--- Start ---

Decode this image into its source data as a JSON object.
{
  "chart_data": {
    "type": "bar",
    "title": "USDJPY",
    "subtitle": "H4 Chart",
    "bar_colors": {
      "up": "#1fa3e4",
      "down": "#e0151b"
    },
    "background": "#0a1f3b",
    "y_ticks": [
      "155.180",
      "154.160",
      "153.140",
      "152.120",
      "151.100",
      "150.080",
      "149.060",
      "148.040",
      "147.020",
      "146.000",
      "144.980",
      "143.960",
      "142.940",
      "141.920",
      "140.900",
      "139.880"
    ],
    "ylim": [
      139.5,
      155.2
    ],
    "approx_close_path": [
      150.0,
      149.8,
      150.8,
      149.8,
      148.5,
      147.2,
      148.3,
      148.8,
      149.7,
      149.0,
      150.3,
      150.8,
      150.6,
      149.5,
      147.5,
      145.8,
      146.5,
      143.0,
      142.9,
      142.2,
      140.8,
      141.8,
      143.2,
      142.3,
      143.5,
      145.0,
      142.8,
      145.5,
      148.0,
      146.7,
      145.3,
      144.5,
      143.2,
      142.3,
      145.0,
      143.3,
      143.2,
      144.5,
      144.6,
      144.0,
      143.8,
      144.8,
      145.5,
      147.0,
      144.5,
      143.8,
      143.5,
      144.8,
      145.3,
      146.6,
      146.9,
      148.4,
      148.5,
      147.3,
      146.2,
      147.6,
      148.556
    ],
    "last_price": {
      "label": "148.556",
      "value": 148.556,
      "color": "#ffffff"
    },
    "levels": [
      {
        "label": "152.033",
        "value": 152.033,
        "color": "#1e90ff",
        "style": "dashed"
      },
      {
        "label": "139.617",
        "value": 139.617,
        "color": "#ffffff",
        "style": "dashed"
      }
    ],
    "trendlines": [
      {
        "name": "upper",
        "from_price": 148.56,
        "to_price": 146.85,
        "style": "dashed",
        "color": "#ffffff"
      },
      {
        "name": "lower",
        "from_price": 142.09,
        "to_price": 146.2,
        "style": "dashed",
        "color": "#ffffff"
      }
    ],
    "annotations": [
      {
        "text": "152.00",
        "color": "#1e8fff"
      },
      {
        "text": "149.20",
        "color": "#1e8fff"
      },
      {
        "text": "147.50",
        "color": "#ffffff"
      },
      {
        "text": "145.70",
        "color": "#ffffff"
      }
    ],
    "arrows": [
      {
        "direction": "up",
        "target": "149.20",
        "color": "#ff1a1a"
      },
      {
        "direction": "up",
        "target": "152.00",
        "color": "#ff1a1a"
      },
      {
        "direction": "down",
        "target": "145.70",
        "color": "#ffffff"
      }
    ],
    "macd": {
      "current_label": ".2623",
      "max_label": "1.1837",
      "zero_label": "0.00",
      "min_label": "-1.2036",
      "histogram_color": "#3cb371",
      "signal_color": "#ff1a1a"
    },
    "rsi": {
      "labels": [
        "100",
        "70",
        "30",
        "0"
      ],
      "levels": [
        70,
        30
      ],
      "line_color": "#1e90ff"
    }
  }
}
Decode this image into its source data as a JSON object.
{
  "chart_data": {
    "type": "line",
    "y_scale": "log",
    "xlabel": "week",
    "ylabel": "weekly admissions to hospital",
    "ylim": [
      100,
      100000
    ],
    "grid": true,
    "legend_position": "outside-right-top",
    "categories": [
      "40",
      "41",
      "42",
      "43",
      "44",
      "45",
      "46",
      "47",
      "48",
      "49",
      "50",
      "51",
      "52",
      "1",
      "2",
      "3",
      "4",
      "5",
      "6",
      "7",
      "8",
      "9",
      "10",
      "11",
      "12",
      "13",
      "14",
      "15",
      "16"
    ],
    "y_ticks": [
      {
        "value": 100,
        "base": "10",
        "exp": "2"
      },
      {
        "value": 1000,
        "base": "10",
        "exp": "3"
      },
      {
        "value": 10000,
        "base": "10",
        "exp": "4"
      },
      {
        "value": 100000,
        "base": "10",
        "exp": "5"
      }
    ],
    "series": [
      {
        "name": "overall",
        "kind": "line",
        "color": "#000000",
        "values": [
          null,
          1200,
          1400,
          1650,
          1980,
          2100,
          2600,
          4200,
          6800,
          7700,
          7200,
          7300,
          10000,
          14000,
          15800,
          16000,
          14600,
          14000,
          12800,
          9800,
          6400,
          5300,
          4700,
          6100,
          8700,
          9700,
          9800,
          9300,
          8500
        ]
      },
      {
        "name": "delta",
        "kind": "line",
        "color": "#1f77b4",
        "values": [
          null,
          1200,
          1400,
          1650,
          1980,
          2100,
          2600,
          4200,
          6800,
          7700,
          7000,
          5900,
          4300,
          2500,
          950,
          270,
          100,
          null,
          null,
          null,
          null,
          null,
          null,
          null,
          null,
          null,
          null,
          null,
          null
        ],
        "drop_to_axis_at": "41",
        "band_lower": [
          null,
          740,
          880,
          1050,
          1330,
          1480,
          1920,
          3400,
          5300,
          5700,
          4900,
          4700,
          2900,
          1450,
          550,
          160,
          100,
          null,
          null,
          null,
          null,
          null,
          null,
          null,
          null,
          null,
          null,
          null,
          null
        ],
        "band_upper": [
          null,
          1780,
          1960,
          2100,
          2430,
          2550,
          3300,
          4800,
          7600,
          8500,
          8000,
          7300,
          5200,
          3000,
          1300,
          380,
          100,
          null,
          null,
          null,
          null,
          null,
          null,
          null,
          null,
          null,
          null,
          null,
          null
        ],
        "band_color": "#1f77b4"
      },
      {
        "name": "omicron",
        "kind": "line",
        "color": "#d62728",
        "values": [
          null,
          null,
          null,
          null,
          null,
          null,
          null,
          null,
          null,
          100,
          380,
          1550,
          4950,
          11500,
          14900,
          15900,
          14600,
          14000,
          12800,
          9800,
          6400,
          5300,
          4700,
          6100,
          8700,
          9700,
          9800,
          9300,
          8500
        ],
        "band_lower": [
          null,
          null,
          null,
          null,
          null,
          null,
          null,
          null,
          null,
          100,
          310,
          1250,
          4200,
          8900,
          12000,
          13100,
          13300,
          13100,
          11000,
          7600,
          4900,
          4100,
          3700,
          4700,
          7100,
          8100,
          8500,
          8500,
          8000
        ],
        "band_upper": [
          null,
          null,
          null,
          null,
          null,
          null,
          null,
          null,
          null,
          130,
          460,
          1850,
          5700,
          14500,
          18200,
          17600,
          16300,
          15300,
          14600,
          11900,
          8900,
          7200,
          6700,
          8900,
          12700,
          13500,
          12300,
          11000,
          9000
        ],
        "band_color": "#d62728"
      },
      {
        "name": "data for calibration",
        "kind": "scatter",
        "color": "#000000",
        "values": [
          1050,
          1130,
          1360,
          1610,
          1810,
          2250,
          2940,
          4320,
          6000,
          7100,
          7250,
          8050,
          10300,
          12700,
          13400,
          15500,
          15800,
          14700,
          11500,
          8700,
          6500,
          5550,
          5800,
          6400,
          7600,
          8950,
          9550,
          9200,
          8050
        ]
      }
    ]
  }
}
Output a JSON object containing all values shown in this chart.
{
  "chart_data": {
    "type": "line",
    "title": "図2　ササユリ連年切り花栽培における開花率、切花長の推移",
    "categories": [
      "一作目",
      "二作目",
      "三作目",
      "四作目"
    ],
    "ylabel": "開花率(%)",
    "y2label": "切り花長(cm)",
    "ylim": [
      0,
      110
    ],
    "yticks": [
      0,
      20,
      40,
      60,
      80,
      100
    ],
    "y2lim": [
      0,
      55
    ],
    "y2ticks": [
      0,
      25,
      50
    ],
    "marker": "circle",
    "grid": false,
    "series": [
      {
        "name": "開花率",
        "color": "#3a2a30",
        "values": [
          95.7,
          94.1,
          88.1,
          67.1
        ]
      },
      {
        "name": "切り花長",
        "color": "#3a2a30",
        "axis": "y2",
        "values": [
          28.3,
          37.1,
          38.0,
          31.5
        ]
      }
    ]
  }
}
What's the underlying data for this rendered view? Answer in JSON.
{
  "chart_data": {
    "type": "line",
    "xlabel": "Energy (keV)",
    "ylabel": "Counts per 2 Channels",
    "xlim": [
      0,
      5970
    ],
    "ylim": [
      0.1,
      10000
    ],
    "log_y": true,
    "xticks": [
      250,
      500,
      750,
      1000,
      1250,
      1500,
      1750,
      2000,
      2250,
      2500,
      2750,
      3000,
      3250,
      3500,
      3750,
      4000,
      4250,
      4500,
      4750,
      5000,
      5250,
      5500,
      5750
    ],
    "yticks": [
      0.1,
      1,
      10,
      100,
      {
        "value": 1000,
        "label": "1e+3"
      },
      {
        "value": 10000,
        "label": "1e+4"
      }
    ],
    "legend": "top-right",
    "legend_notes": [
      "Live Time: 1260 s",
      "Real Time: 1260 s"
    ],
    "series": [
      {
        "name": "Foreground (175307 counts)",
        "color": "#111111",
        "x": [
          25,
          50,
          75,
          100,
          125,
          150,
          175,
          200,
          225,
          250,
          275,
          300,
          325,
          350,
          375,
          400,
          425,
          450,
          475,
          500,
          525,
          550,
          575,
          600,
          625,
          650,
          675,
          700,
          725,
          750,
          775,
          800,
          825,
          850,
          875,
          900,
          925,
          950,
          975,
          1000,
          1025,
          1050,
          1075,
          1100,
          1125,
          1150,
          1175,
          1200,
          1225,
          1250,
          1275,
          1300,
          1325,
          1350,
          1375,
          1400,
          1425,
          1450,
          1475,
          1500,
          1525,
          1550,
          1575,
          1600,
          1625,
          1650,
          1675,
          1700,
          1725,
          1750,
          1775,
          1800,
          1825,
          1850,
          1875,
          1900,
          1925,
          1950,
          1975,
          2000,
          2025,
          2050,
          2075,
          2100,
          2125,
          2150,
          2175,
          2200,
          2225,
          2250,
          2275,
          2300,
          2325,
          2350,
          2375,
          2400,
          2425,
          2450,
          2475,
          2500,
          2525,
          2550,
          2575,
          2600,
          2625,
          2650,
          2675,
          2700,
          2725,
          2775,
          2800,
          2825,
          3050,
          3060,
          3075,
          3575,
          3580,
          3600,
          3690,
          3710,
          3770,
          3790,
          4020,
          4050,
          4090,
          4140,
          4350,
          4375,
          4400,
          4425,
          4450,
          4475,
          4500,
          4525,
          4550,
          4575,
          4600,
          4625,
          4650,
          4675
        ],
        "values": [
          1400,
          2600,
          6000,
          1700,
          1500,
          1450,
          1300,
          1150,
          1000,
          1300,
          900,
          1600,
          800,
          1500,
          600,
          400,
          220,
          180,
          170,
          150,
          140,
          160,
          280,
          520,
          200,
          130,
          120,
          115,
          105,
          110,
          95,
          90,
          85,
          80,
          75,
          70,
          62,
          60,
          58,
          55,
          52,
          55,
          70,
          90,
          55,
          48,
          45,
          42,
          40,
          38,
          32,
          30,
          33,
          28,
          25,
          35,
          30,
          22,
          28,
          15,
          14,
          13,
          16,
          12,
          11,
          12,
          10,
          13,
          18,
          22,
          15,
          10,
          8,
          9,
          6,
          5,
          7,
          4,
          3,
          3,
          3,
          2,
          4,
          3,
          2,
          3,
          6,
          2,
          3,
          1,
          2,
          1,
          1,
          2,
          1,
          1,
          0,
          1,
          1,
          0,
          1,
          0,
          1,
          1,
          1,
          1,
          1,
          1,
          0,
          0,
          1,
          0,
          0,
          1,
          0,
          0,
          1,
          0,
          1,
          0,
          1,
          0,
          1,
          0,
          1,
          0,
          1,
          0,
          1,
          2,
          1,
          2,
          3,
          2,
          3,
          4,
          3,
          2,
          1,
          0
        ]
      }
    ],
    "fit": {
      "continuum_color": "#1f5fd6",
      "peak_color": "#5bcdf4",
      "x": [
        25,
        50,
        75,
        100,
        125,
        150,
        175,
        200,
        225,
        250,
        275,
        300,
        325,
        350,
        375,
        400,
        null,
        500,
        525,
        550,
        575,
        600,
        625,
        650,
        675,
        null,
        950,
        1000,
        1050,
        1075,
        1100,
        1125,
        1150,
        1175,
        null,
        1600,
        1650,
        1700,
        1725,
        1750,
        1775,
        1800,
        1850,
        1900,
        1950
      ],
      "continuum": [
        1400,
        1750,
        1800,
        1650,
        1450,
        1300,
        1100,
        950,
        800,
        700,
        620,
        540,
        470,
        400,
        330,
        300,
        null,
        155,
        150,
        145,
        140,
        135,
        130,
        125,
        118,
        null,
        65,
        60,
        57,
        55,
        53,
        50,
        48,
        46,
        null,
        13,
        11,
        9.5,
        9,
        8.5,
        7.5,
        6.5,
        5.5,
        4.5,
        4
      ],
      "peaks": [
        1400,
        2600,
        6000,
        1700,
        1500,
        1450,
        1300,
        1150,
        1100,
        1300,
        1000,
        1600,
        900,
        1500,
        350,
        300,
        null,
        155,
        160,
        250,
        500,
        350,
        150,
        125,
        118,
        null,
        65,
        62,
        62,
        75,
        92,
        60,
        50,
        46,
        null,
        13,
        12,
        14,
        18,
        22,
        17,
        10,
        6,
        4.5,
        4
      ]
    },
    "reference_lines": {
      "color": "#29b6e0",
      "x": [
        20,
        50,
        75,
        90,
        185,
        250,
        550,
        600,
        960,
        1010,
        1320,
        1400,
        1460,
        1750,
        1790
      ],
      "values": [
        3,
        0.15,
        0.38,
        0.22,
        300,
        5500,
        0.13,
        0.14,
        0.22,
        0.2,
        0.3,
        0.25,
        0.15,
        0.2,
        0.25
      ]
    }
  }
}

--- End ---

__Problem to work on__.
Write out every line of the preceding listing that contains "ylabel".

__Result of the task__.
    "ylabel": "weekly admissions to hospital",
    "ylabel": "開花率(%)",
    "ylabel": "Counts per 2 Channels",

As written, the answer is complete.